▶ [Task description] In the listing below, identify each line with the word "Token" and return those lines.

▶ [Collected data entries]
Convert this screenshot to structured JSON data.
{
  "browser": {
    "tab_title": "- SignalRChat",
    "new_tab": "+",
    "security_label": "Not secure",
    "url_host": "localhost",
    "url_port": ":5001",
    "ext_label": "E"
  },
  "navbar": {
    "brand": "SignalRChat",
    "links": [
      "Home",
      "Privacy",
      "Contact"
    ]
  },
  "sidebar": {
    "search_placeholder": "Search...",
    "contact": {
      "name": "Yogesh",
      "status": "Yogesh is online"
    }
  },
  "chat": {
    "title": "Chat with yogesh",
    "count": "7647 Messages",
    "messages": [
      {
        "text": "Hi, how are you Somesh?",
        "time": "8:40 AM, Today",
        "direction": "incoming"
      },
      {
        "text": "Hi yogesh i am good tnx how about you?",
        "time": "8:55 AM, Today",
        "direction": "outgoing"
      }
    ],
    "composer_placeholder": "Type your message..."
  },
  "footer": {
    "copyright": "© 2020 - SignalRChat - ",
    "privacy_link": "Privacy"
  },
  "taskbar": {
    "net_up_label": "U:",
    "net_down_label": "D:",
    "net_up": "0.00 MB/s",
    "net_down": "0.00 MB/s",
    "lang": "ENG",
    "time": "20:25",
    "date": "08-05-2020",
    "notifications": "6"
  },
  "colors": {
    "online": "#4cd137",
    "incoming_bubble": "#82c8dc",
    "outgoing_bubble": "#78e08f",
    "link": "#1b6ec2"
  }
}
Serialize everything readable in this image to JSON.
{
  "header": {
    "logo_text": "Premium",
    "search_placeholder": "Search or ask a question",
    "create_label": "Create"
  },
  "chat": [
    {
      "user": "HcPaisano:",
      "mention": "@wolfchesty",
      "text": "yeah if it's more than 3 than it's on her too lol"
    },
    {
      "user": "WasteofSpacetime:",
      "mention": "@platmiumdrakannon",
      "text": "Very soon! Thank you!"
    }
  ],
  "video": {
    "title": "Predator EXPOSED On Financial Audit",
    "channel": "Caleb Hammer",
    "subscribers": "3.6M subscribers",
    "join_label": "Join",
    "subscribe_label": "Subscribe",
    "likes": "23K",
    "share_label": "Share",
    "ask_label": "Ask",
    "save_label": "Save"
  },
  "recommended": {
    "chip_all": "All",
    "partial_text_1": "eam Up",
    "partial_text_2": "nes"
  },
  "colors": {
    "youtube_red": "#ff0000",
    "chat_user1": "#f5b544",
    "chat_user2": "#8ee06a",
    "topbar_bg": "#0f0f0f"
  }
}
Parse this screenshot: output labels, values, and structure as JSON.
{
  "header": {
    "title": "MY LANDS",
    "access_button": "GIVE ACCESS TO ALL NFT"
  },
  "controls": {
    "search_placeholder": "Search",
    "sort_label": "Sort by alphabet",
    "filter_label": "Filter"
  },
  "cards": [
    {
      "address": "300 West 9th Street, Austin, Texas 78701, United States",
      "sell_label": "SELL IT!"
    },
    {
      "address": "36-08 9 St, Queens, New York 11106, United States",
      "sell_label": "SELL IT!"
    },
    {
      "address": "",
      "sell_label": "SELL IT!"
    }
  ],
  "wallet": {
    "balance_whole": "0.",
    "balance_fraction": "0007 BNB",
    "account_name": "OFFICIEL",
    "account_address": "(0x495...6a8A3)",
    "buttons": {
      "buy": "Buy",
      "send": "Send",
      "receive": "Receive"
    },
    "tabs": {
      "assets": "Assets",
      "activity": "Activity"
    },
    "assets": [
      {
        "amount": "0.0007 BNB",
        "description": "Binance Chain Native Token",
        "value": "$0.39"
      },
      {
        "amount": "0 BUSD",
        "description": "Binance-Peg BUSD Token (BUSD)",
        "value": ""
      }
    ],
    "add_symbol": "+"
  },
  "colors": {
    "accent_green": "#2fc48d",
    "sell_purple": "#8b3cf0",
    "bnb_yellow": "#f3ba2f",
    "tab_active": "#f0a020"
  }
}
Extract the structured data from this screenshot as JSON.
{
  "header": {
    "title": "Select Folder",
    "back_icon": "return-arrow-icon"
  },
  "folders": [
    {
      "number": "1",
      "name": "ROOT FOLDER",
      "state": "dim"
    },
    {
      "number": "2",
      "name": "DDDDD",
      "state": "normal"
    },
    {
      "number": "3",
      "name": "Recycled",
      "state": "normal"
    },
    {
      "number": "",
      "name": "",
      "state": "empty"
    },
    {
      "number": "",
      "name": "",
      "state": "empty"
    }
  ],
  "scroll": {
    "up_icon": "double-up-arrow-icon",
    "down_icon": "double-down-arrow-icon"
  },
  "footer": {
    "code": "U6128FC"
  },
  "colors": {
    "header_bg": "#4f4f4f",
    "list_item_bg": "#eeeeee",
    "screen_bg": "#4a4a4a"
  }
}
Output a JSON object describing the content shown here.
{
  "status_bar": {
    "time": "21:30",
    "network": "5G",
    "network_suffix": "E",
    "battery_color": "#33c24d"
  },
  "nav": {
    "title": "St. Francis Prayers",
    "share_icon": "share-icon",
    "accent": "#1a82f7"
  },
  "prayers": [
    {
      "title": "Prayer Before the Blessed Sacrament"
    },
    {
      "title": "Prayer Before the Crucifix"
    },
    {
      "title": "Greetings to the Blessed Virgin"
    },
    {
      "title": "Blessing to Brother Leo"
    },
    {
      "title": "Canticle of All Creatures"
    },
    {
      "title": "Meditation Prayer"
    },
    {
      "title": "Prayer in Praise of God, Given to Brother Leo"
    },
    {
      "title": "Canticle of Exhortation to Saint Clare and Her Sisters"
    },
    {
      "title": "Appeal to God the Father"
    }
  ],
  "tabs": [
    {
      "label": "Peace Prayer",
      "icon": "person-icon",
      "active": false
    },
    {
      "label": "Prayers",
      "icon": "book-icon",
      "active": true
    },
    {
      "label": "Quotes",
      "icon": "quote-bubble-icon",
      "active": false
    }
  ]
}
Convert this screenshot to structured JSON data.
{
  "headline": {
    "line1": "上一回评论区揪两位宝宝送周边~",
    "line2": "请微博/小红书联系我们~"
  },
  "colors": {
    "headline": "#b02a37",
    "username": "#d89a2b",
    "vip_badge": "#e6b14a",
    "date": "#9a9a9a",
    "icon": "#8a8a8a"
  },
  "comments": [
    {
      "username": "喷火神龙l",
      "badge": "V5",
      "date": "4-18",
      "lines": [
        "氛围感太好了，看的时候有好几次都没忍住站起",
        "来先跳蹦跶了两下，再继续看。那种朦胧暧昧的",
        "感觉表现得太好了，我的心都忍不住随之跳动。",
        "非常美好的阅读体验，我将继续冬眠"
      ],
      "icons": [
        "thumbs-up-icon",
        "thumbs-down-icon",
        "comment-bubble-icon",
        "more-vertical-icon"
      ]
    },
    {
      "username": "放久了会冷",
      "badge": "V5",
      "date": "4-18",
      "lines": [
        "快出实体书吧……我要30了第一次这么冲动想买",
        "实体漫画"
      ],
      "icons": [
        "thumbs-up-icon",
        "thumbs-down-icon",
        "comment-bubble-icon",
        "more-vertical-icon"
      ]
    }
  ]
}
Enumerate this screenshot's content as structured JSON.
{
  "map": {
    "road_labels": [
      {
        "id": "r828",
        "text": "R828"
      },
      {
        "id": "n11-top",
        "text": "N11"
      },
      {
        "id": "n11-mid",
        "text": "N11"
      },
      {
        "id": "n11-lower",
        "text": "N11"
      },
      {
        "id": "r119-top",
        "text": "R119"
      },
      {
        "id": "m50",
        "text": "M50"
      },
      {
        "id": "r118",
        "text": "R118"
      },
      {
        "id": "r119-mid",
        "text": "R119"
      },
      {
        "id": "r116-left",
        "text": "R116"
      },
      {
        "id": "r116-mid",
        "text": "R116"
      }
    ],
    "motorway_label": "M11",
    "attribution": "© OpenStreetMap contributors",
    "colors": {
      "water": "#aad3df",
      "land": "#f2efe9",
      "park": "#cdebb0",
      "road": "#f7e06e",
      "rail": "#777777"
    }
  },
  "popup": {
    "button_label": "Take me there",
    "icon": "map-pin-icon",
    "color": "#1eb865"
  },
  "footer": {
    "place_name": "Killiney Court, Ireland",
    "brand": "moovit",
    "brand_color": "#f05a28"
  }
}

▶ [Written answer]
        "description": "Binance Chain Native Token",
        "description": "Binance-Peg BUSD Token (BUSD)",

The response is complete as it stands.